### Exercise goal
Restate the data below word for word. Skip any images it contains.

++++++++++

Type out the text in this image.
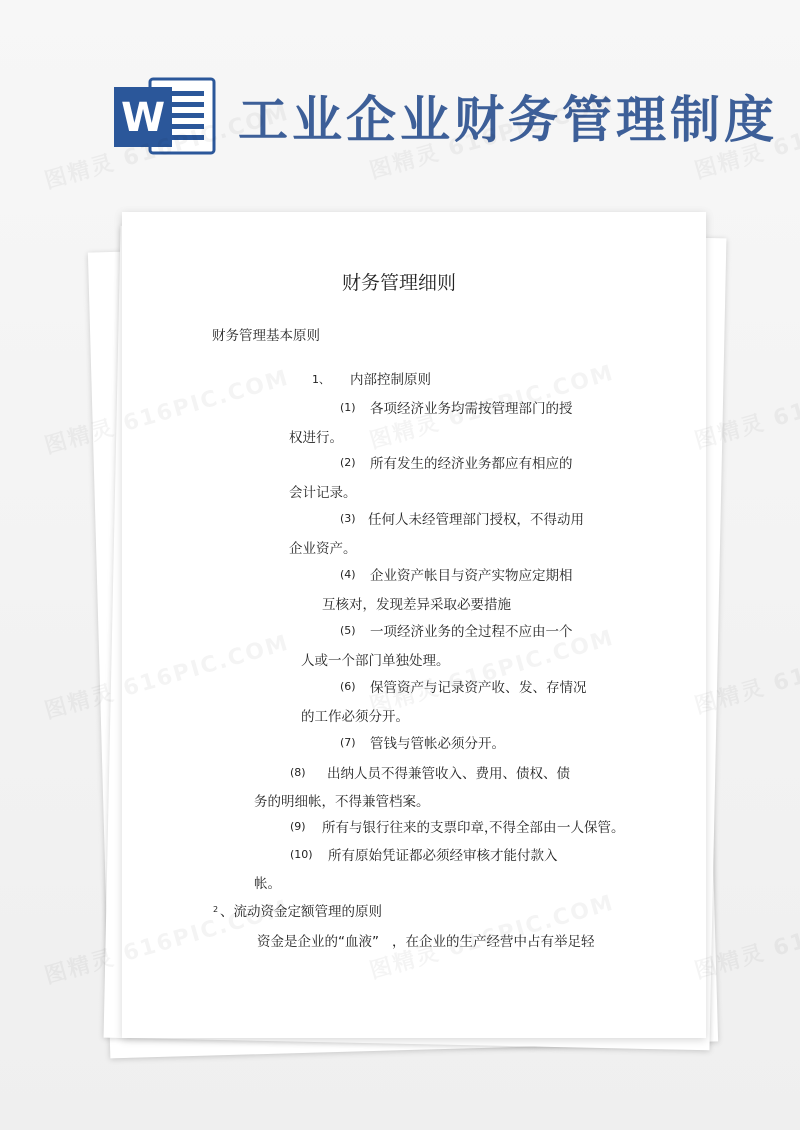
W 工业企业财务管理制度
财务管理细则
财务管理基本原则
1、 内部控制原则
(1) 各项经济业务均需按管理部门的授
权进行。
(2) 所有发生的经济业务都应有相应的
会计记录。
(3) 任何人未经管理部门授权， 不得动用
企业资产。
(4) 企业资产帐目与资产实物应定期相
互核对，发现差异采取必要措施
(5) 一项经济业务的全过程不应由一个
人或一个部门单独处理。
(6) 保管资产与记录资产收、 发、存情况
的工作必须分开。
(7) 管钱与管帐必须分开。
(8) 出纳人员不得兼管收入、费用、债权、债
务的明细帐，不得兼管档案。
(9) 所有与银行往来的支票印章，
不得全部由 一人保管。
(10) 所有原始凭证都必须经审核才能付款入
帐。
2 、流动资金定额管理的原则
资金是企业的“血液” ，在企业的生产经营中占有举足轻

++++++++++

### Final result
Type out the text in this image.
W 工业企业财务管理制度
财务管理细则
财务管理基本原则
1、 内部控制原则
(1) 各项经济业务均需按管理部门的授
权进行。
(2) 所有发生的经济业务都应有相应的
会计记录。
(3) 任何人未经管理部门授权， 不得动用
企业资产。
(4) 企业资产帐目与资产实物应定期相
互核对，发现差异采取必要措施
(5) 一项经济业务的全过程不应由一个
人或一个部门单独处理。
(6) 保管资产与记录资产收、 发、存情况
的工作必须分开。
(7) 管钱与管帐必须分开。
(8) 出纳人员不得兼管收入、费用、债权、债
务的明细帐，不得兼管档案。
(9) 所有与银行往来的支票印章，
不得全部由 一人保管。
(10) 所有原始凭证都必须经审核才能付款入
帐。
2 、流动资金定额管理的原则
资金是企业的“血液” ，在企业的生产经营中占有举足轻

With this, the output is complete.